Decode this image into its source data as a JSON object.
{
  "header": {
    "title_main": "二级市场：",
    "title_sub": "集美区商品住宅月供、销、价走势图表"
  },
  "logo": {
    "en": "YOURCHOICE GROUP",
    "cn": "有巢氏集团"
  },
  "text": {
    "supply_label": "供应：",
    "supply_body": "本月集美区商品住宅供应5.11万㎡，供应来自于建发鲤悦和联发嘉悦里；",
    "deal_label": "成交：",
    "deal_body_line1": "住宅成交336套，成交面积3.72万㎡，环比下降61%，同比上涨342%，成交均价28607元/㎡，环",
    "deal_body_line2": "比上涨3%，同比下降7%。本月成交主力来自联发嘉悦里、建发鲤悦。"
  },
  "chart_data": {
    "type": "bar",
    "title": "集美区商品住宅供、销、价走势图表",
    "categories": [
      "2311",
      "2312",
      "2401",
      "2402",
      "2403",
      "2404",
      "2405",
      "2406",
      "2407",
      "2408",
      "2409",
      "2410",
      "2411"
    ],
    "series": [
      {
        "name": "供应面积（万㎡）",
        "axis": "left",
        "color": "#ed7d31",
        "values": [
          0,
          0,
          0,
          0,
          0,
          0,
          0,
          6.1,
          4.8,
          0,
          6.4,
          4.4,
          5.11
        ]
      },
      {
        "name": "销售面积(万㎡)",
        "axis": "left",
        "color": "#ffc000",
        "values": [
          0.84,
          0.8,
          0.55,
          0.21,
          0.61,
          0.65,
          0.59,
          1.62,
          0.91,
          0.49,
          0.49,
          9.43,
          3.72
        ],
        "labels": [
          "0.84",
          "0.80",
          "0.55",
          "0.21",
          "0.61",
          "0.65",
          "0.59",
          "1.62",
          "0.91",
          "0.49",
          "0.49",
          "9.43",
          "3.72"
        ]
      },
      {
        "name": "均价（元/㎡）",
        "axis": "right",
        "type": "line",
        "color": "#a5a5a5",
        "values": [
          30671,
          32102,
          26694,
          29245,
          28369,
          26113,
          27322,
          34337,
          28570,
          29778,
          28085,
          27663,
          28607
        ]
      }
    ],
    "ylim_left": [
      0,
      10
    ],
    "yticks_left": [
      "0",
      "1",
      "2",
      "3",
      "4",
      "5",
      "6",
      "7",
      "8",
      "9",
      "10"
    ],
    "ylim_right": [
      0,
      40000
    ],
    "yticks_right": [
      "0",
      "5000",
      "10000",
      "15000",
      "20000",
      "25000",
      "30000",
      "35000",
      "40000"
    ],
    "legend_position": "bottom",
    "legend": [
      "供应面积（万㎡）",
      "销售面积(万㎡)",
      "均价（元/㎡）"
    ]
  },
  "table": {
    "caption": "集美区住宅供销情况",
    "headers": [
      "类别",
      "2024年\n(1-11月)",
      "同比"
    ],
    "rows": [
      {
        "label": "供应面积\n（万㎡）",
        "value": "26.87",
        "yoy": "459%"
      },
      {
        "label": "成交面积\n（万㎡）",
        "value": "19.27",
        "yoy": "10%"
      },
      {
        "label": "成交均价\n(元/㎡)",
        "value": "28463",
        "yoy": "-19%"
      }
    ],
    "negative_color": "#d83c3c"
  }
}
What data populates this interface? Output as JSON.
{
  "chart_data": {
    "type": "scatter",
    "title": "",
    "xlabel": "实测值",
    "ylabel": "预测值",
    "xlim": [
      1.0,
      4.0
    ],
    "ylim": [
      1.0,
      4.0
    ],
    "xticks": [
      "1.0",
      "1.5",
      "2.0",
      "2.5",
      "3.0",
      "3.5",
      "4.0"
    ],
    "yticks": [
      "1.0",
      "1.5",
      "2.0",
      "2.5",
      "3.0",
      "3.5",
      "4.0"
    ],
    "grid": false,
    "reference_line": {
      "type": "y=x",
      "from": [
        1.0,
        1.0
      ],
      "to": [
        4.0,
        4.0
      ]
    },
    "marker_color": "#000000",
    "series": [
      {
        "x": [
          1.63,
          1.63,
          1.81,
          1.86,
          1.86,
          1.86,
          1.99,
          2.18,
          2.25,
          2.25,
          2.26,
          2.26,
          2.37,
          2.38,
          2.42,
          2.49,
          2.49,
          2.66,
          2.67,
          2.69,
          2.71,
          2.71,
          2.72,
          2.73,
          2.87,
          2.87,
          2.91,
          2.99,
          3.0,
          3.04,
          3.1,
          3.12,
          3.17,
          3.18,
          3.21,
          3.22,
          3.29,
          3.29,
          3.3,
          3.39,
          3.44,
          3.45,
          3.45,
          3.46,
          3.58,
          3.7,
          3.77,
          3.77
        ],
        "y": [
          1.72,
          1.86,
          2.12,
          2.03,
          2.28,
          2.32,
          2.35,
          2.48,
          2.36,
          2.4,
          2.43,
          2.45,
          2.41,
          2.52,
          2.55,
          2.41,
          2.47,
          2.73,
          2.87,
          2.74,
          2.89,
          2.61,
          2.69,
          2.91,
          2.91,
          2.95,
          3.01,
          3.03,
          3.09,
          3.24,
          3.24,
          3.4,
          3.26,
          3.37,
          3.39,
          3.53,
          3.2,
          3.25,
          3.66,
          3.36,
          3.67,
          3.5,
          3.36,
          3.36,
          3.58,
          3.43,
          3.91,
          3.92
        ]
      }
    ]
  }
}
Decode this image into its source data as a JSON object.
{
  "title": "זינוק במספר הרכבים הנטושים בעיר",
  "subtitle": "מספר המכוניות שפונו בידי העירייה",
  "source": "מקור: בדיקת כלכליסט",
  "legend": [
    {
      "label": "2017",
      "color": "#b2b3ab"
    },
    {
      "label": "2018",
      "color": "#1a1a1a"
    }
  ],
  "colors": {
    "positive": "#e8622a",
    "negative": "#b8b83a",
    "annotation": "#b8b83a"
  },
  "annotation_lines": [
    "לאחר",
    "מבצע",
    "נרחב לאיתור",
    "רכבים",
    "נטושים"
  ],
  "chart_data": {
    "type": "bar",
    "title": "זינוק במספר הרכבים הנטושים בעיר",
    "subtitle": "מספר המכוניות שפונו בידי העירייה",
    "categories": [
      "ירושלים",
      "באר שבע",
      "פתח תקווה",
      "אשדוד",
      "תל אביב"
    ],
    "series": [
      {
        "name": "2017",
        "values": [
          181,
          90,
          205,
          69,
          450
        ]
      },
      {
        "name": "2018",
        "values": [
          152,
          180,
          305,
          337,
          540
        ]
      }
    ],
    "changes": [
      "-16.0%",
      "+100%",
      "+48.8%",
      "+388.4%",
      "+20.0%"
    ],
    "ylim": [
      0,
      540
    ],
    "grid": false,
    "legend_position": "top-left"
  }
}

______________________________

In the records above, locate each line with the word "המכוניות". Copy all such lines.

  "subtitle": "מספר המכוניות שפונו בידי העירייה",
    "subtitle": "מספר המכוניות שפונו בידי העירייה",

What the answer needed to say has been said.